= Challenge =
Retype all of the entries word for word.

— start of The data —

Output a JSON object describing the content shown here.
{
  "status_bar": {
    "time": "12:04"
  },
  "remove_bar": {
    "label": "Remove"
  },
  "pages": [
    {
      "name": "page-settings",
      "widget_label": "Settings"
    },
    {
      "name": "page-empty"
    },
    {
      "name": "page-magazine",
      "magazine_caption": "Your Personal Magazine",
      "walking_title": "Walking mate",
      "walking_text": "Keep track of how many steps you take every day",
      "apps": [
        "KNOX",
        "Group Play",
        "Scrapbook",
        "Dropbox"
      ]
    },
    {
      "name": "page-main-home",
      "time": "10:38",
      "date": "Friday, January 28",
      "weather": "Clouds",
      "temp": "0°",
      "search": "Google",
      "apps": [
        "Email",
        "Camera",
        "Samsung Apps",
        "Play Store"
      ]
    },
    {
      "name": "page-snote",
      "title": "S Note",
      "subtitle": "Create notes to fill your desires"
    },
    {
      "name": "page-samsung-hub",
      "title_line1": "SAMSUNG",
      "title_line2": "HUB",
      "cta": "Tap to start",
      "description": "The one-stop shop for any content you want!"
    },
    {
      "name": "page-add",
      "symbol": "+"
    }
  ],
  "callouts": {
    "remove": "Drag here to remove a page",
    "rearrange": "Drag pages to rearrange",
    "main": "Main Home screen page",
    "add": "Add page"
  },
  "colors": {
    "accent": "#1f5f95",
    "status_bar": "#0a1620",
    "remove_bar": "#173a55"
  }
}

— end of The data —

= Result =
Output a JSON object describing the content shown here.
{
  "status_bar": {
    "time": "12:04"
  },
  "remove_bar": {
    "label": "Remove"
  },
  "pages": [
    {
      "name": "page-settings",
      "widget_label": "Settings"
    },
    {
      "name": "page-empty"
    },
    {
      "name": "page-magazine",
      "magazine_caption": "Your Personal Magazine",
      "walking_title": "Walking mate",
      "walking_text": "Keep track of how many steps you take every day",
      "apps": [
        "KNOX",
        "Group Play",
        "Scrapbook",
        "Dropbox"
      ]
    },
    {
      "name": "page-main-home",
      "time": "10:38",
      "date": "Friday, January 28",
      "weather": "Clouds",
      "temp": "0°",
      "search": "Google",
      "apps": [
        "Email",
        "Camera",
        "Samsung Apps",
        "Play Store"
      ]
    },
    {
      "name": "page-snote",
      "title": "S Note",
      "subtitle": "Create notes to fill your desires"
    },
    {
      "name": "page-samsung-hub",
      "title_line1": "SAMSUNG",
      "title_line2": "HUB",
      "cta": "Tap to start",
      "description": "The one-stop shop for any content you want!"
    },
    {
      "name": "page-add",
      "symbol": "+"
    }
  ],
  "callouts": {
    "remove": "Drag here to remove a page",
    "rearrange": "Drag pages to rearrange",
    "main": "Main Home screen page",
    "add": "Add page"
  },
  "colors": {
    "accent": "#1f5f95",
    "status_bar": "#0a1620",
    "remove_bar": "#173a55"
  }
}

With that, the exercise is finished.